* [Brief]: Look for the string "отчетного" and copy every line that has it.

* [The input]:
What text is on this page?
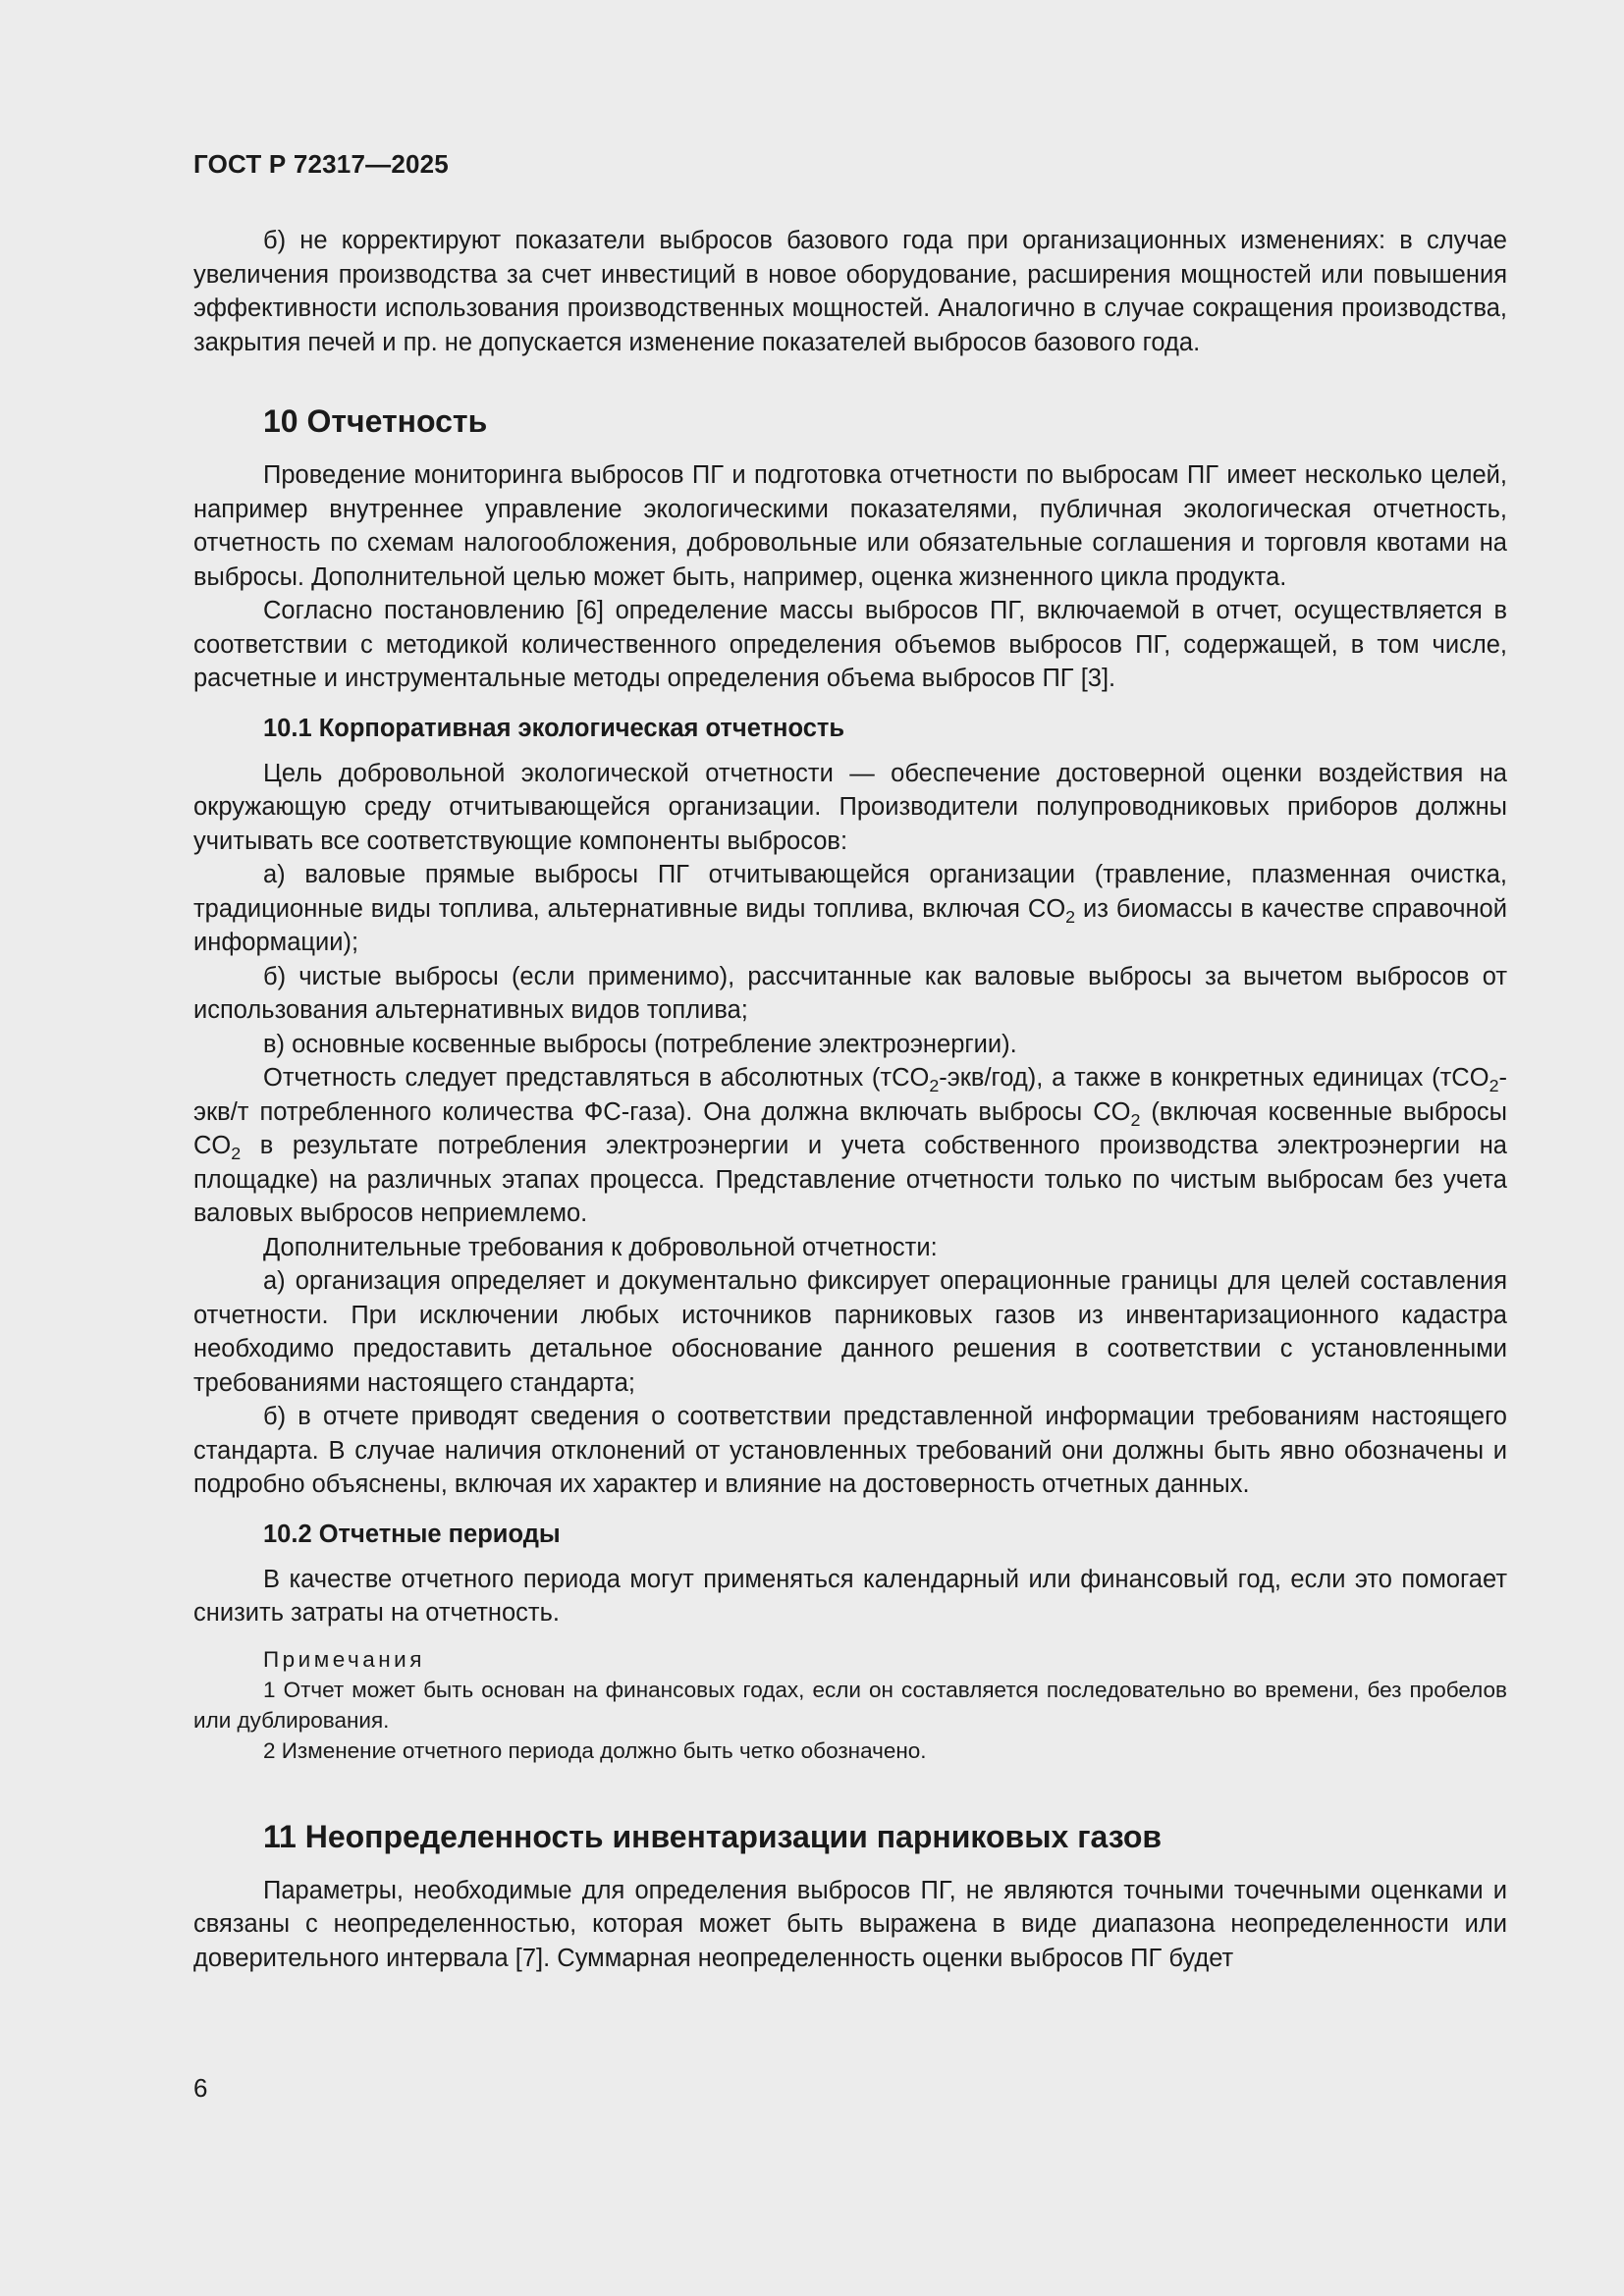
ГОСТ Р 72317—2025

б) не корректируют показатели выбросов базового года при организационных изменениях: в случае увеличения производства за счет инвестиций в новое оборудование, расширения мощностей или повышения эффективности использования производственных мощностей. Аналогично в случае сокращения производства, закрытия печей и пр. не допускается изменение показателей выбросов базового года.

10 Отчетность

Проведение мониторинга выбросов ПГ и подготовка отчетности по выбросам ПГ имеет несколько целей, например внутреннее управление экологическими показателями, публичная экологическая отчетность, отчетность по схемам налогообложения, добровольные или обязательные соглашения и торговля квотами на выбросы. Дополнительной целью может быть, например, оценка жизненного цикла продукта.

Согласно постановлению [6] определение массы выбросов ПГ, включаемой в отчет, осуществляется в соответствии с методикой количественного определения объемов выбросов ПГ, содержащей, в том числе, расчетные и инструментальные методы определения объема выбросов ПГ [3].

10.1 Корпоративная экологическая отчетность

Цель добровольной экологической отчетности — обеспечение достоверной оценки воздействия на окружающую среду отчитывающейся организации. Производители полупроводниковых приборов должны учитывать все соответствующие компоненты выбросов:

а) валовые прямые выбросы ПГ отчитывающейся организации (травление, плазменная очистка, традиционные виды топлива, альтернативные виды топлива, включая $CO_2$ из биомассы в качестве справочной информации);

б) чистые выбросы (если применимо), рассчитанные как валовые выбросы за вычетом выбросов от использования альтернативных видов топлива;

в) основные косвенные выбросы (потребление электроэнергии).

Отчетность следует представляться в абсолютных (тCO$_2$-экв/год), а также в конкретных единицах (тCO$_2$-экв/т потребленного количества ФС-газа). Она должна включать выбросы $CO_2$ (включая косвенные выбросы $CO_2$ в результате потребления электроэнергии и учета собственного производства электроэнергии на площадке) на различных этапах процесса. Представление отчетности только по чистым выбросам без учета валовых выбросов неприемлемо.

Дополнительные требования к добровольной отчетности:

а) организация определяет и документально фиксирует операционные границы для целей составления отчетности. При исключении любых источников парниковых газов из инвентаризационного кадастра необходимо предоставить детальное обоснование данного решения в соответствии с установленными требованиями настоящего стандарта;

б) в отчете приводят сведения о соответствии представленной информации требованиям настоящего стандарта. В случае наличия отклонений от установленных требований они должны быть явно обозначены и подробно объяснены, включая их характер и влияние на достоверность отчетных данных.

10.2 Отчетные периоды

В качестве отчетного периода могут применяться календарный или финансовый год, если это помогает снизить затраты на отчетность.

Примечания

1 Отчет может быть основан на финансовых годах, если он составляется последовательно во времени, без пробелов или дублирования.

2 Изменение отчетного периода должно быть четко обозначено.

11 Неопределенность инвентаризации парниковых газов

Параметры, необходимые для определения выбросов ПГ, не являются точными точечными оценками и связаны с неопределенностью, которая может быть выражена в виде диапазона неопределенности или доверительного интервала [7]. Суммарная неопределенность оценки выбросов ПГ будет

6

* * *

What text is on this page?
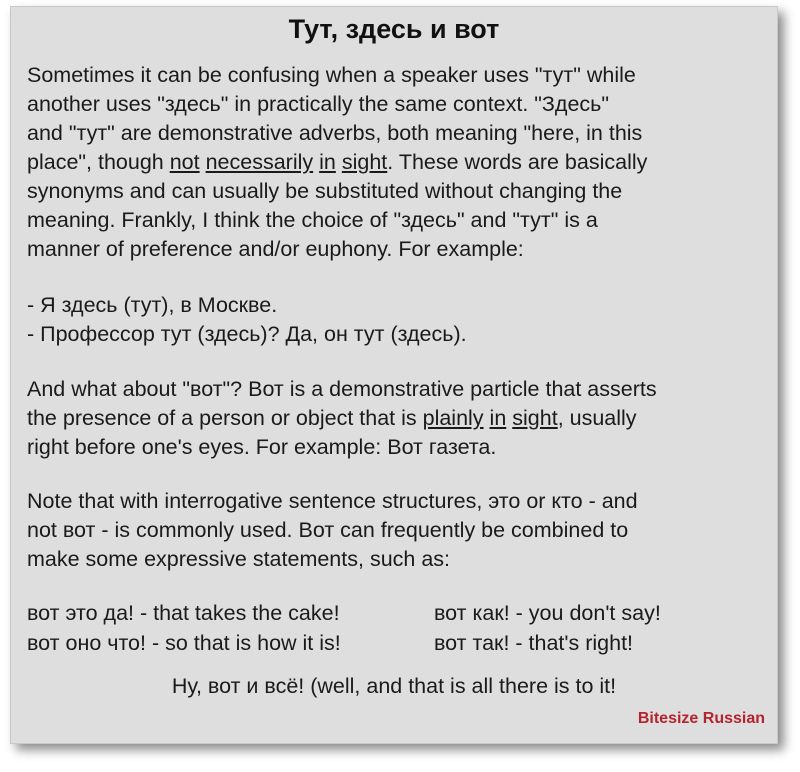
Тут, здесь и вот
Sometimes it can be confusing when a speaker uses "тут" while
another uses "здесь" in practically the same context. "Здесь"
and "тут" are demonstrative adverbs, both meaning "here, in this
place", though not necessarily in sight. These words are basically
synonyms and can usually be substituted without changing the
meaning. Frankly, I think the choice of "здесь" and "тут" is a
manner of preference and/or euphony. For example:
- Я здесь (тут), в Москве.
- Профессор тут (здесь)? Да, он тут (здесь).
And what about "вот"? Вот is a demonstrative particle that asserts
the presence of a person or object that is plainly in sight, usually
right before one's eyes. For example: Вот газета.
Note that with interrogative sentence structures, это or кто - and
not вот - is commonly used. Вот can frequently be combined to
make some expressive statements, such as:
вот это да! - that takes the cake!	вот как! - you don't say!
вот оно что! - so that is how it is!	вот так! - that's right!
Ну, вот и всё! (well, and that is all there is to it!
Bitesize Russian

* * *

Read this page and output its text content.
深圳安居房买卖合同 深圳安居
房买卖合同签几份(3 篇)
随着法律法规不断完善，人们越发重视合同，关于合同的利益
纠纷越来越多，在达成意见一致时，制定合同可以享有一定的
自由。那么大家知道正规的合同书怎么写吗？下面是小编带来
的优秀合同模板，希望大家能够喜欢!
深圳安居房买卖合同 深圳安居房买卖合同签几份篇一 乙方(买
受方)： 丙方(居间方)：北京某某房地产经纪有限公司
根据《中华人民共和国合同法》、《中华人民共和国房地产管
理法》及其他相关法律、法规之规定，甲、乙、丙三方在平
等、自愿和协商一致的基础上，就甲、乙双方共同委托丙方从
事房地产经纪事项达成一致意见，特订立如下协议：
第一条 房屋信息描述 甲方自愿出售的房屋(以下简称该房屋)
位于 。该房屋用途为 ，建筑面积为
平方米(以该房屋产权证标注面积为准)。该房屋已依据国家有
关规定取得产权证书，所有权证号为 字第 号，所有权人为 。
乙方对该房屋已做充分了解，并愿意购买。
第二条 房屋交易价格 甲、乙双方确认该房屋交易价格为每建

* [Output of the exercise]:
В качестве отчетного периода могут применяться календарный или финансовый год, если это помогает снизить затраты на отчетность.
2 Изменение отчетного периода должно быть четко обозначено.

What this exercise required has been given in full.